To be done — Gather the lines from the material that contain "营运能力".

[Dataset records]
........

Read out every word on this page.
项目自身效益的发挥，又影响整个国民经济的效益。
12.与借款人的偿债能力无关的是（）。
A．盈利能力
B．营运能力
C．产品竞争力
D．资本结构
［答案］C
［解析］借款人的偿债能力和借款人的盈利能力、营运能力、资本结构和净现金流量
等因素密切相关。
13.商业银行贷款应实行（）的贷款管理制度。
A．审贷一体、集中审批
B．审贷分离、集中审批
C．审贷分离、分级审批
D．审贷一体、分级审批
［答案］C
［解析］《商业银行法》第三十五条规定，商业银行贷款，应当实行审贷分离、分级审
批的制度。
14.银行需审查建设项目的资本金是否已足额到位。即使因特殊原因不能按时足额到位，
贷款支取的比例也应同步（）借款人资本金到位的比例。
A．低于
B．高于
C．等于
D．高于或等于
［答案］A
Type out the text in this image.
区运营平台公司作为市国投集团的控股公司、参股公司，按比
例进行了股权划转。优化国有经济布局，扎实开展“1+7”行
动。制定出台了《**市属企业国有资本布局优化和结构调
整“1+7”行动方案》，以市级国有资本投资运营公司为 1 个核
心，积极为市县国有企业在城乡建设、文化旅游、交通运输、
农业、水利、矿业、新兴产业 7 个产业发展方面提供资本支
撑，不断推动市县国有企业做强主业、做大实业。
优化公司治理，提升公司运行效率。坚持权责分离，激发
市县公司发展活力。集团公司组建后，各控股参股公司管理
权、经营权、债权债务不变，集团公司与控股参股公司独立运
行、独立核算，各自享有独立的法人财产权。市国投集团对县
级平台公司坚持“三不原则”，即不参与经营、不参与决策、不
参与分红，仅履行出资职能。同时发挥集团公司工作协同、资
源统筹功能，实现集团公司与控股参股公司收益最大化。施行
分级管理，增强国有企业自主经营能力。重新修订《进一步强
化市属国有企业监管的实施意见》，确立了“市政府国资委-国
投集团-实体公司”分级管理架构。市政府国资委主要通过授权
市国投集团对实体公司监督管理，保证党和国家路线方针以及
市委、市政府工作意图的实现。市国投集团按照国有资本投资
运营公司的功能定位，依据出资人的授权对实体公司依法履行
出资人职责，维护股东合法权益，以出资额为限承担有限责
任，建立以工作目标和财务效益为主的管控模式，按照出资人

........

Written response —
B．营运能力
［解析］借款人的偿债能力和借款人的盈利能力、营运能力、资本结构和净现金流量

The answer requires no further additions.